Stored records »
***
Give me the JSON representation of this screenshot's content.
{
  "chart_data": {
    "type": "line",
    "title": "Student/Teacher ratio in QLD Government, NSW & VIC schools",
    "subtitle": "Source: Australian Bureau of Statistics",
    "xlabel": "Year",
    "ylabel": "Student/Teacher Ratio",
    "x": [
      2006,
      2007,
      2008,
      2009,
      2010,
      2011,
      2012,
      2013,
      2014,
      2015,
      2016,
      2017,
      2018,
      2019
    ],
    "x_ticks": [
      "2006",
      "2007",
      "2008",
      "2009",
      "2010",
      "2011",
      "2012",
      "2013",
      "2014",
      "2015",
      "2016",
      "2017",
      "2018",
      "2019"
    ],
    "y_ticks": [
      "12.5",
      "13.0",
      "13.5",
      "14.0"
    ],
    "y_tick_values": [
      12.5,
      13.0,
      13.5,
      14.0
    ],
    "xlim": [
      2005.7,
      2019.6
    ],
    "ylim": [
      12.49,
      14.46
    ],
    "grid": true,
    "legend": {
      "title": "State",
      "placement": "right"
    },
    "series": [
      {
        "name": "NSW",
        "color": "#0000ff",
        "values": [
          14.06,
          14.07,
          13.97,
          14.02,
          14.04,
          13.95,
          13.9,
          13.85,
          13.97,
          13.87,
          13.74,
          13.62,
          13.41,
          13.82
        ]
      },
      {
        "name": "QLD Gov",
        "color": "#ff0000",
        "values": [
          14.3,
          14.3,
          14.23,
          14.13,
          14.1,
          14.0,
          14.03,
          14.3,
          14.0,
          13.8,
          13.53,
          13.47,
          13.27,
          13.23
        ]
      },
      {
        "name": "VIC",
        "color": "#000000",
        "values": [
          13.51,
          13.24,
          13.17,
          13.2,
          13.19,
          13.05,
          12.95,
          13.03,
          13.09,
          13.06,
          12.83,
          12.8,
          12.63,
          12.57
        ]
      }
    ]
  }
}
***
Exercise instructions »
In the listing above, how many lines include the word "Teacher"? Answer with the number and nothing more.

The solution »
2